WORK TO DO
Across all the lines below, how many contain the string "إدارة"? Please reply with the number only.

RECORDED DATA
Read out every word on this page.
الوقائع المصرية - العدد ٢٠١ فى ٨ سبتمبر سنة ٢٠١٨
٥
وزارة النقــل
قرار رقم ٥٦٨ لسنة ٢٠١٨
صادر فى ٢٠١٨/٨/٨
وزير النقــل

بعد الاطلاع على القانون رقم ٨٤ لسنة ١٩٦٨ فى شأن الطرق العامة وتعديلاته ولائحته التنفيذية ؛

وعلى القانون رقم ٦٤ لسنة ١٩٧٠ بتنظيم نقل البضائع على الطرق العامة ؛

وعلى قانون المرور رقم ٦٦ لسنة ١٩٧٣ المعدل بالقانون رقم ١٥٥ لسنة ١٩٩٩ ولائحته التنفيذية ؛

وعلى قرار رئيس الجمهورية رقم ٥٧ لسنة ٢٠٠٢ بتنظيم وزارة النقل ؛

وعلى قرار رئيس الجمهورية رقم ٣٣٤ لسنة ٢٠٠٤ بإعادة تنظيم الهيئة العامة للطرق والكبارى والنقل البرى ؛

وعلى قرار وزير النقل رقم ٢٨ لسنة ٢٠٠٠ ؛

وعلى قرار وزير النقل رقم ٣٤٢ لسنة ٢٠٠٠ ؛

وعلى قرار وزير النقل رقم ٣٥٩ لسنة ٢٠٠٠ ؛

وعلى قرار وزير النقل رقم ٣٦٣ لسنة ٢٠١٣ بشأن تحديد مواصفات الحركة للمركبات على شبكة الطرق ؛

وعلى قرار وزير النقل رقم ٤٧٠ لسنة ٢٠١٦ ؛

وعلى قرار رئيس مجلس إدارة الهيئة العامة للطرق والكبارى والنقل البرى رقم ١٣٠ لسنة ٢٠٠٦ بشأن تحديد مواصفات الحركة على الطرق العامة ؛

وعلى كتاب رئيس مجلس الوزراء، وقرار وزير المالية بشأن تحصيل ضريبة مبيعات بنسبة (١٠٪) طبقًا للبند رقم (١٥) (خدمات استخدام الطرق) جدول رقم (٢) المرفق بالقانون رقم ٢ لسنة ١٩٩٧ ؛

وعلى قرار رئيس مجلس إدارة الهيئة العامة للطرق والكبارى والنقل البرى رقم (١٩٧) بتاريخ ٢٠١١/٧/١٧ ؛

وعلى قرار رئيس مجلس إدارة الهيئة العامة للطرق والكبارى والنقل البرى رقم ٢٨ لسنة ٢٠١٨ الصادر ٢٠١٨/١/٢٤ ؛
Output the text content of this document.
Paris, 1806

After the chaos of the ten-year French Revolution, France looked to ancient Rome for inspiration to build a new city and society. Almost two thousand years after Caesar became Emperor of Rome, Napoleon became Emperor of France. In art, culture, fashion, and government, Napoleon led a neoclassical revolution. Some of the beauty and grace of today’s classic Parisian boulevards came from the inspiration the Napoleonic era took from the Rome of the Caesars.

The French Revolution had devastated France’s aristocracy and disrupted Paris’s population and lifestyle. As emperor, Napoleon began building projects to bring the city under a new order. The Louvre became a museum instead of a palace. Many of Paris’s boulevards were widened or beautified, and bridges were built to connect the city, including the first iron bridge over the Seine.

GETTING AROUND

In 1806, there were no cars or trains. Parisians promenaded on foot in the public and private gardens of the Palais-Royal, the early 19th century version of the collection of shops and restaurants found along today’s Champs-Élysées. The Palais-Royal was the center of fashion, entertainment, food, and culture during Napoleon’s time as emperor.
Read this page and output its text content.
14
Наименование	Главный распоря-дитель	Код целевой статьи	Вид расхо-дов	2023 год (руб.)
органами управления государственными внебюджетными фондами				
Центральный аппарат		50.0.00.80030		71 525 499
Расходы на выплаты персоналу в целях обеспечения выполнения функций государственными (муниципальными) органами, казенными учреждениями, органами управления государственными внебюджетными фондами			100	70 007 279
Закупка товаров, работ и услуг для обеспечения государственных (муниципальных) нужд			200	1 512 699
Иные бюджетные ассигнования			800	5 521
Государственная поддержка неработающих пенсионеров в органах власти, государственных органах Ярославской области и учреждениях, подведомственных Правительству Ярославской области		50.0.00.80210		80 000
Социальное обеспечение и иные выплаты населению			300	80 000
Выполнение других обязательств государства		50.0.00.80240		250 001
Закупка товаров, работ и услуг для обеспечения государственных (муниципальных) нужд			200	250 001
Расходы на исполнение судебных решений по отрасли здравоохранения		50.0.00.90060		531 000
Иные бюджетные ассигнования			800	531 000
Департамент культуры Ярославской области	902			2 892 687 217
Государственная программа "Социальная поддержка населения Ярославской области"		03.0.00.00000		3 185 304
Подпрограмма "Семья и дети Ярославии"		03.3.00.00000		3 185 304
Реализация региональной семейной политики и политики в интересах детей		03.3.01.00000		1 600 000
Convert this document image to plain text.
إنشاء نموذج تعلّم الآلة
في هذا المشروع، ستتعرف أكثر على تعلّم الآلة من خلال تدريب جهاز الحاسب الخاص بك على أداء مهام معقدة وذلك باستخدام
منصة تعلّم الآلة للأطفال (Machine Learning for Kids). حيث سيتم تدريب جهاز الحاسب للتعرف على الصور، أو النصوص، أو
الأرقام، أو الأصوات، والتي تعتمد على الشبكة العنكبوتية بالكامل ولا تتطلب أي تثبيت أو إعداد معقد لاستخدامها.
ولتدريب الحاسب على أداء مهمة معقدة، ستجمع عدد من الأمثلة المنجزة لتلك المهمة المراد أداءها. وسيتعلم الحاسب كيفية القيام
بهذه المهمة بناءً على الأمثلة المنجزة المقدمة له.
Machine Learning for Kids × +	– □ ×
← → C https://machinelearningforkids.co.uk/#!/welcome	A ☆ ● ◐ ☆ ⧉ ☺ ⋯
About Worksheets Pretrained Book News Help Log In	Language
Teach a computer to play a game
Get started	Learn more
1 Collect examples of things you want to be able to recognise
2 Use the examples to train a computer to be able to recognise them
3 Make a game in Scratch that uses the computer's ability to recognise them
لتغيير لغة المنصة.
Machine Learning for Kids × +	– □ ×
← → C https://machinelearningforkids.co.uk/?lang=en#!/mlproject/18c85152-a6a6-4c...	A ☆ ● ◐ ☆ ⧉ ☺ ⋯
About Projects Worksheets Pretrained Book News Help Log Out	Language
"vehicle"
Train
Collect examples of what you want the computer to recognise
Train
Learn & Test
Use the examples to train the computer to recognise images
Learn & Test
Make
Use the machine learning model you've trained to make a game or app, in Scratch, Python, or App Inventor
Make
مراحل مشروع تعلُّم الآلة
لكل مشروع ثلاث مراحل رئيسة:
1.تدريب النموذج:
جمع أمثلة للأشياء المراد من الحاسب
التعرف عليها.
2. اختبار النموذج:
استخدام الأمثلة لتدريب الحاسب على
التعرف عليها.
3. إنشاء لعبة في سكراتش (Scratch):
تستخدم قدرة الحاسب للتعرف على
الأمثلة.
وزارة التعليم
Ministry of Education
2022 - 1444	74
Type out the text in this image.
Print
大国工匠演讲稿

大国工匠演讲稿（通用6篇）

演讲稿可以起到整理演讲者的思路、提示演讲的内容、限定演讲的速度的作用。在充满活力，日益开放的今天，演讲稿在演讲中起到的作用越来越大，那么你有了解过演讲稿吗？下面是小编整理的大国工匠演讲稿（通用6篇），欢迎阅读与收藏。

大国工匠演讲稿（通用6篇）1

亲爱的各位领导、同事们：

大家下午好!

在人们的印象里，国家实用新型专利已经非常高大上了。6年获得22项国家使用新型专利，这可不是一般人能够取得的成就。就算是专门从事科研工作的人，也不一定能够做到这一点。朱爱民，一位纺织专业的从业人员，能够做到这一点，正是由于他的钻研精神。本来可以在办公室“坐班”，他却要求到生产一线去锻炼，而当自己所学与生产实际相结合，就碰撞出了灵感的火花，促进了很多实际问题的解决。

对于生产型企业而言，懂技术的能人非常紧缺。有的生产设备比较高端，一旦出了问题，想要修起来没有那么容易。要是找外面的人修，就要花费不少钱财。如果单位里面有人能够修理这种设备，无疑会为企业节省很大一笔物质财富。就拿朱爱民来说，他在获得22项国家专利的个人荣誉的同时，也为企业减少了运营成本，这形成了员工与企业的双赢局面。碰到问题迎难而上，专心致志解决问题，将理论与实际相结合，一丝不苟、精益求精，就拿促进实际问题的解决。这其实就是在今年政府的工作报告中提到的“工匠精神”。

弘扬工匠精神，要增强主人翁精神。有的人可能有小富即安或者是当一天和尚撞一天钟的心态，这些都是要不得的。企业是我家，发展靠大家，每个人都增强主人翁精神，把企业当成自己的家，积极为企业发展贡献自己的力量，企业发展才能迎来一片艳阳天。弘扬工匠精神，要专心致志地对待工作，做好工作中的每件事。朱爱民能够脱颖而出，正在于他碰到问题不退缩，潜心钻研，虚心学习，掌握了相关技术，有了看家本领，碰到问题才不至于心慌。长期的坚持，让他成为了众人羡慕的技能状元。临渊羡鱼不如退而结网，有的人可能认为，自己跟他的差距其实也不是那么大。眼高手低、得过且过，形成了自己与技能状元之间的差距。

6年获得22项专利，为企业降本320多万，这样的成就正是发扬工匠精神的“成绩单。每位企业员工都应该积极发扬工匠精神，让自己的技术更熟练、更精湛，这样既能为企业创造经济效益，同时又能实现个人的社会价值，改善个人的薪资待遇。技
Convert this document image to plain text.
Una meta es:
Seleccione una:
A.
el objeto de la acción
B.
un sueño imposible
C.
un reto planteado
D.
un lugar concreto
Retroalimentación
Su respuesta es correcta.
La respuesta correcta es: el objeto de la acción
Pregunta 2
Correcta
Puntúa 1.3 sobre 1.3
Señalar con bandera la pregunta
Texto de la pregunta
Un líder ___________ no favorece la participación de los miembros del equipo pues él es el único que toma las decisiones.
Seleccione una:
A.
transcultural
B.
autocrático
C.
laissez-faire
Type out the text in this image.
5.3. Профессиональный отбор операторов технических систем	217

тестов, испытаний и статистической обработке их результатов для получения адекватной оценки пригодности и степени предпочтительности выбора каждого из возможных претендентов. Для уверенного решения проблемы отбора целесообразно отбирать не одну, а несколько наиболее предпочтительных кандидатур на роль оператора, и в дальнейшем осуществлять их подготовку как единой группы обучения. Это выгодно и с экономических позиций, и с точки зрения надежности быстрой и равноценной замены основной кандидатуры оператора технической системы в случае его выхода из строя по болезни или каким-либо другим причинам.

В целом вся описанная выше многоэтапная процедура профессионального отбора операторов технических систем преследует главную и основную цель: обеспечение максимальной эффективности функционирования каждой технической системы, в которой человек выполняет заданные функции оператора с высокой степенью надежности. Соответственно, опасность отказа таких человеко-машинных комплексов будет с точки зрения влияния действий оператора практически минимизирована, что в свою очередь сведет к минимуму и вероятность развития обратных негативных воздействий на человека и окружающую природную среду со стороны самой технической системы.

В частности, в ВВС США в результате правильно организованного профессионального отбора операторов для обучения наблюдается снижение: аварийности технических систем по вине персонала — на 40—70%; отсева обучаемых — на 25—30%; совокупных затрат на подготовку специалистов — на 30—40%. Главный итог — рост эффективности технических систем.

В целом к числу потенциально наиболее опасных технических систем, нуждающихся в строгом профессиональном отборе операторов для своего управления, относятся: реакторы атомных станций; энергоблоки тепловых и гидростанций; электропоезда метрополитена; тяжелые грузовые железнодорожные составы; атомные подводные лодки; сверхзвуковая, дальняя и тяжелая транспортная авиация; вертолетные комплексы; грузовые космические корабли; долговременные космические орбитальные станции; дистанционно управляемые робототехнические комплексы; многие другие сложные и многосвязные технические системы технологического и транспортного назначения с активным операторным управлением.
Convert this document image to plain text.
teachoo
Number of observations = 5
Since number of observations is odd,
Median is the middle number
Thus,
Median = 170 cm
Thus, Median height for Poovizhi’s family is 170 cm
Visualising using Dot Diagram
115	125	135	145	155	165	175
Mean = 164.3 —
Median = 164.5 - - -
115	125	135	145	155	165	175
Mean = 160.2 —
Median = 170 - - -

TASK RESPONSE
3